Istruzione:
Restituisci per favore tutte le righe dei record qui sotto, identiche e senza alcuna modifica.
----- Dati forniti -----
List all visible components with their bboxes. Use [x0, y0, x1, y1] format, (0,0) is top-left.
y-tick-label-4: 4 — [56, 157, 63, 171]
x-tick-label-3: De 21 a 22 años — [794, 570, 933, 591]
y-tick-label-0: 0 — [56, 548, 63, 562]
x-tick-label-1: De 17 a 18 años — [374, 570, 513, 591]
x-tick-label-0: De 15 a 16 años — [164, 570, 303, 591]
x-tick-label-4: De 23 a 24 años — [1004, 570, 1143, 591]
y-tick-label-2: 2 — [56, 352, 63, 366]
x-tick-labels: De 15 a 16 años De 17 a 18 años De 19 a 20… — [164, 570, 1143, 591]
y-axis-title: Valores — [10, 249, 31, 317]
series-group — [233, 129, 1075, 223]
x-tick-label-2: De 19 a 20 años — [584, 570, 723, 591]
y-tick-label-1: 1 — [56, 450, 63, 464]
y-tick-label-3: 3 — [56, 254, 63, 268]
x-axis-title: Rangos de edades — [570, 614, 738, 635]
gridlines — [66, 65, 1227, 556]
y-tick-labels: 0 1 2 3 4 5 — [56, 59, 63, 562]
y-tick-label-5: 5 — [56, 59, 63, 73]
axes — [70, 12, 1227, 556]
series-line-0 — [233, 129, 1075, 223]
-----
Risposta:
List all visible components with their bboxes. Use [x0, y0, x1, y1] format, (0,0) is top-left.
y-tick-label-4: 4 — [56, 157, 63, 171]
x-tick-label-3: De 21 a 22 años — [794, 570, 933, 591]
y-tick-label-0: 0 — [56, 548, 63, 562]
x-tick-label-1: De 17 a 18 años — [374, 570, 513, 591]
x-tick-label-0: De 15 a 16 años — [164, 570, 303, 591]
x-tick-label-4: De 23 a 24 años — [1004, 570, 1143, 591]
y-tick-label-2: 2 — [56, 352, 63, 366]
x-tick-labels: De 15 a 16 años De 17 a 18 años De 19 a 20… — [164, 570, 1143, 591]
y-axis-title: Valores — [10, 249, 31, 317]
series-group — [233, 129, 1075, 223]
x-tick-label-2: De 19 a 20 años — [584, 570, 723, 591]
y-tick-label-1: 1 — [56, 450, 63, 464]
y-tick-label-3: 3 — [56, 254, 63, 268]
x-axis-title: Rangos de edades — [570, 614, 738, 635]
gridlines — [66, 65, 1227, 556]
y-tick-labels: 0 1 2 3 4 5 — [56, 59, 63, 562]
y-tick-label-5: 5 — [56, 59, 63, 73]
axes — [70, 12, 1227, 556]
series-line-0 — [233, 129, 1075, 223]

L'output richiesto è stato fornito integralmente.